What is being asked | What is the number of lines containing the word "werden"? Give that number alone.

Rows |
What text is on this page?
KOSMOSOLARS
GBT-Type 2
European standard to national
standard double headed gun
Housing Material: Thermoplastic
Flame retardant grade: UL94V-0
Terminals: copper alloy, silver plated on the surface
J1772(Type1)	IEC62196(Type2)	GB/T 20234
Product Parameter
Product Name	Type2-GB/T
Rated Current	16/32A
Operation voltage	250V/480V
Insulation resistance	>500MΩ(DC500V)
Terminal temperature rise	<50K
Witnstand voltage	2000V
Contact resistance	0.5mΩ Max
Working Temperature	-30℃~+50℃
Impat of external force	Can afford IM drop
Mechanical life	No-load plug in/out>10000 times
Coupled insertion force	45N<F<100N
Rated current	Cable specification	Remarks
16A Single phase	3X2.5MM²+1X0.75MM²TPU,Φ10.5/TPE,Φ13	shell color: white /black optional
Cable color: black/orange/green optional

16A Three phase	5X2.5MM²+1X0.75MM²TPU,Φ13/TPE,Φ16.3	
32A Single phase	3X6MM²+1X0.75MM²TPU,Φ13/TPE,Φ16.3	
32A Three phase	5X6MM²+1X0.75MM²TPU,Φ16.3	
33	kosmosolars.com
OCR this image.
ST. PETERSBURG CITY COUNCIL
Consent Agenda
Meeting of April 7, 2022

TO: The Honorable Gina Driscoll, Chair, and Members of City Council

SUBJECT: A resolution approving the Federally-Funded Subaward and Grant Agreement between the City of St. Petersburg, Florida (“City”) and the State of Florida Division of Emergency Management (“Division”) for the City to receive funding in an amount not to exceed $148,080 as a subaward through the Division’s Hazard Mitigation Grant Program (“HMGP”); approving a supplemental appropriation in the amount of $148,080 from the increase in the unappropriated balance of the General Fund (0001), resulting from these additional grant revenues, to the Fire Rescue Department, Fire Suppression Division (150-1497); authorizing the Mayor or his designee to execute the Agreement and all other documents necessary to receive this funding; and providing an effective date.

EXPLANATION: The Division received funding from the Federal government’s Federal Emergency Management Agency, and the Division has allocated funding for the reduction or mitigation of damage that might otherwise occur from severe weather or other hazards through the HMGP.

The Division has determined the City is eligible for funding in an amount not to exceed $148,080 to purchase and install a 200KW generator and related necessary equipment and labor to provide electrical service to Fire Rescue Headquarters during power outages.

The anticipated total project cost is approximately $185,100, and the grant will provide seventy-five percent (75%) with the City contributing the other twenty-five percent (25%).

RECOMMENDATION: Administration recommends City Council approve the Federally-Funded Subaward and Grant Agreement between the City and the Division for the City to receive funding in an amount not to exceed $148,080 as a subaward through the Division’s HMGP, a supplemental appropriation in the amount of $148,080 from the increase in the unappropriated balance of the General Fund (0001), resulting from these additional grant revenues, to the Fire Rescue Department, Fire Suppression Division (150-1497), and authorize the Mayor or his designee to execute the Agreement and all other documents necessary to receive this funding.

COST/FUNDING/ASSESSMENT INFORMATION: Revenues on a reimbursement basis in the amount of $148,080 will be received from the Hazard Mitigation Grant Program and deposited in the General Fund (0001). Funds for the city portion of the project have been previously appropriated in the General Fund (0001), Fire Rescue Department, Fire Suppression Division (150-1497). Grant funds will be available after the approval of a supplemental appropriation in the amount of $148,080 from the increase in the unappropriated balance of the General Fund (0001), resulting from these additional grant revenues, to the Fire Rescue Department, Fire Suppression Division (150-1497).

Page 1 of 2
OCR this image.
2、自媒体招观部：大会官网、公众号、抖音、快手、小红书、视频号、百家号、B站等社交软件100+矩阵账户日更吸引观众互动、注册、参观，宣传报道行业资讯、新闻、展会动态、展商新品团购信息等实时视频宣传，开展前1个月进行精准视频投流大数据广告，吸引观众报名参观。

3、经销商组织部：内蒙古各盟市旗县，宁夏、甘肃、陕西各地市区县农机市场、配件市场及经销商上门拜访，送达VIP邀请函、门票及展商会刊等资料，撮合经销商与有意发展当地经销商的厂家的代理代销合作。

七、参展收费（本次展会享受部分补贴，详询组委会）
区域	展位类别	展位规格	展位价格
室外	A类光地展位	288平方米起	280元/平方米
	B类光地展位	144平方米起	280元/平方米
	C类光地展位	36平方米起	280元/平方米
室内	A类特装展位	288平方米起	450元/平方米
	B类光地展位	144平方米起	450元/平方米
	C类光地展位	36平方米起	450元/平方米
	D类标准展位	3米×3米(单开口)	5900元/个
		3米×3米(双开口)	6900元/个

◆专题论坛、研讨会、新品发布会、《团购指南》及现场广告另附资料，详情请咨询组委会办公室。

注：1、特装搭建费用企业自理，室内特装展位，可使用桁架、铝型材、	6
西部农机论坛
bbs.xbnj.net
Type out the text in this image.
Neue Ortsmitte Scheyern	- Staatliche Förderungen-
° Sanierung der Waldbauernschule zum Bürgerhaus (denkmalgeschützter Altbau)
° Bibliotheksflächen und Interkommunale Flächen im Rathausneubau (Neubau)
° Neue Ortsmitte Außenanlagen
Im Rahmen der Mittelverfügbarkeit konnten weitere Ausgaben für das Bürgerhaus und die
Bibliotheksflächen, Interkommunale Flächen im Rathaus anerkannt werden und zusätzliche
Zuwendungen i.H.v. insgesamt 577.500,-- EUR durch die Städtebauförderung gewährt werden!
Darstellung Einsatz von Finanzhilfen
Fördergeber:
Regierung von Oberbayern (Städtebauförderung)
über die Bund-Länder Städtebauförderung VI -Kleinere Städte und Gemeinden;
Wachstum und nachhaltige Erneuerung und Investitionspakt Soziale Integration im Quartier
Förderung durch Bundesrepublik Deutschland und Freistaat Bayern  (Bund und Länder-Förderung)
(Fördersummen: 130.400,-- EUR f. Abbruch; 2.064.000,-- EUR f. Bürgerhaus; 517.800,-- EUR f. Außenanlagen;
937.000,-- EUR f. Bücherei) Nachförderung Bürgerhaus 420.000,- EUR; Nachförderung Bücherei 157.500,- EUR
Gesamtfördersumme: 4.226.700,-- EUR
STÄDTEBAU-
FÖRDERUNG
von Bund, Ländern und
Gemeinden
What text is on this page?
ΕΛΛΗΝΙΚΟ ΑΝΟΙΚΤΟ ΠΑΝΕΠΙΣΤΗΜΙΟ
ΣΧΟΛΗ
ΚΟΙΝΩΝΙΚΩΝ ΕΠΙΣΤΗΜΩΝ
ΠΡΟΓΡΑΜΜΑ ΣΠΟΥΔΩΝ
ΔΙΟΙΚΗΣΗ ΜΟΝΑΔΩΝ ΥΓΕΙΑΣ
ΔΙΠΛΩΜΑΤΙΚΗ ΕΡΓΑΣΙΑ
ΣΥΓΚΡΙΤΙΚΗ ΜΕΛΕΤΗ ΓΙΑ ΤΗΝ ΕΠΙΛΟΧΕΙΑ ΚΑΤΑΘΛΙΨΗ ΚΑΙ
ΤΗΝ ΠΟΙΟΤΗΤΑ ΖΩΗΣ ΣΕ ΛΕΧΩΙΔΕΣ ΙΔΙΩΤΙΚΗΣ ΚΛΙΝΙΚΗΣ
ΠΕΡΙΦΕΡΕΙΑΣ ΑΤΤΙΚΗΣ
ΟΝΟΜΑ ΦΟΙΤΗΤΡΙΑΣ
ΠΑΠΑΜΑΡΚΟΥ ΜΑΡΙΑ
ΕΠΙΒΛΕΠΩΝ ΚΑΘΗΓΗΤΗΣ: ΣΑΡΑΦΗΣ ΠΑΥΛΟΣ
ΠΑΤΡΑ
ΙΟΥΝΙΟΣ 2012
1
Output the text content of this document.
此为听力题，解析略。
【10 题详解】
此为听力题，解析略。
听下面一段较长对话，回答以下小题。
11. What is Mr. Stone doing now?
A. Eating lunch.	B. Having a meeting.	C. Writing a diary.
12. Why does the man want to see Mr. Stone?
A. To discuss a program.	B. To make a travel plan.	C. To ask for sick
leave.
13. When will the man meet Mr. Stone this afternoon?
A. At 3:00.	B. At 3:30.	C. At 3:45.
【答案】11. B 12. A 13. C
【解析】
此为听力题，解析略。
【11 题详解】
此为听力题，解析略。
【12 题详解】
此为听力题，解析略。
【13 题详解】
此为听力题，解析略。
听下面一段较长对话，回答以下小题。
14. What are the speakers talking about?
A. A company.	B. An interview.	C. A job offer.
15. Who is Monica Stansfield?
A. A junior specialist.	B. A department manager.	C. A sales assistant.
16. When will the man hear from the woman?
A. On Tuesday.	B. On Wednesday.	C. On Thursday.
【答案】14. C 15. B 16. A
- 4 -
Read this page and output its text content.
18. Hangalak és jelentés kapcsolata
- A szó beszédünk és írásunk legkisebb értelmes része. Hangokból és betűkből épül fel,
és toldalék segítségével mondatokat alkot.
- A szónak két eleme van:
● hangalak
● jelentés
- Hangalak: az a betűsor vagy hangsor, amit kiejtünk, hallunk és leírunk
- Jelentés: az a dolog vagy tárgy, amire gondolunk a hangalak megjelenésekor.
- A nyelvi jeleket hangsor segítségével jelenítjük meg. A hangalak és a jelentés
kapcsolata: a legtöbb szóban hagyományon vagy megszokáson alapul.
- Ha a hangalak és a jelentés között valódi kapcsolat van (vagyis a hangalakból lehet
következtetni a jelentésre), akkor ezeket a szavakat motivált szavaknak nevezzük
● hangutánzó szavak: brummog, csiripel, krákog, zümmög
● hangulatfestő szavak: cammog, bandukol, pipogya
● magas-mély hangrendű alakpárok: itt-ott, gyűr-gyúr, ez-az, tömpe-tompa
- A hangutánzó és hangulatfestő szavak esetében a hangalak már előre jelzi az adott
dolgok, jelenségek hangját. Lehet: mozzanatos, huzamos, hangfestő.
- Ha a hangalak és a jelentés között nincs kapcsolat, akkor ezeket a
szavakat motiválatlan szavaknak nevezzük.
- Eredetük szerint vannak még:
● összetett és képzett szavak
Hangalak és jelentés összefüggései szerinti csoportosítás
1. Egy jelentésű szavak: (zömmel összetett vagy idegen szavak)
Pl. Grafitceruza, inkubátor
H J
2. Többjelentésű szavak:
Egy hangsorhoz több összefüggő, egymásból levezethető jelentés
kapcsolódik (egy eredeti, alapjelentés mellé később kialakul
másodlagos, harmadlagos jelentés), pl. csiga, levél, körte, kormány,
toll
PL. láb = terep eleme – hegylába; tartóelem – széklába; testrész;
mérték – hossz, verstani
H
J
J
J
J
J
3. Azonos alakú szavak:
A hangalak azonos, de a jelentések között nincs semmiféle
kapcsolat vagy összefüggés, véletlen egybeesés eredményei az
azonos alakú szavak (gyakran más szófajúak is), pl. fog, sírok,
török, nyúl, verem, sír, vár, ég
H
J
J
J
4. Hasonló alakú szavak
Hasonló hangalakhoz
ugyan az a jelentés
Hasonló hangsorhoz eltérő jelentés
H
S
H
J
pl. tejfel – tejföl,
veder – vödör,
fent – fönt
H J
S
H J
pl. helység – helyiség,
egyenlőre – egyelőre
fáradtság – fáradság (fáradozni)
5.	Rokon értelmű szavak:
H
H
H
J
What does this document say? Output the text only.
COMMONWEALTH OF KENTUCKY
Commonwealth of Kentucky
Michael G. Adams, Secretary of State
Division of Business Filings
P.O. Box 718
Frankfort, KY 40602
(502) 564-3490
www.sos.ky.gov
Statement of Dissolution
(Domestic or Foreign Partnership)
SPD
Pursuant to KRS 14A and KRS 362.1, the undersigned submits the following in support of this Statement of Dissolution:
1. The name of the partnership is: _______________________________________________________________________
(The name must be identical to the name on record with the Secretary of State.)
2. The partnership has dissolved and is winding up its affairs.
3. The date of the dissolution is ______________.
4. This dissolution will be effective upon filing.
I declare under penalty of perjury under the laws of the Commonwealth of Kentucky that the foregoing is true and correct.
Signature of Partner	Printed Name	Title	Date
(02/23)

Output of the exercise | 2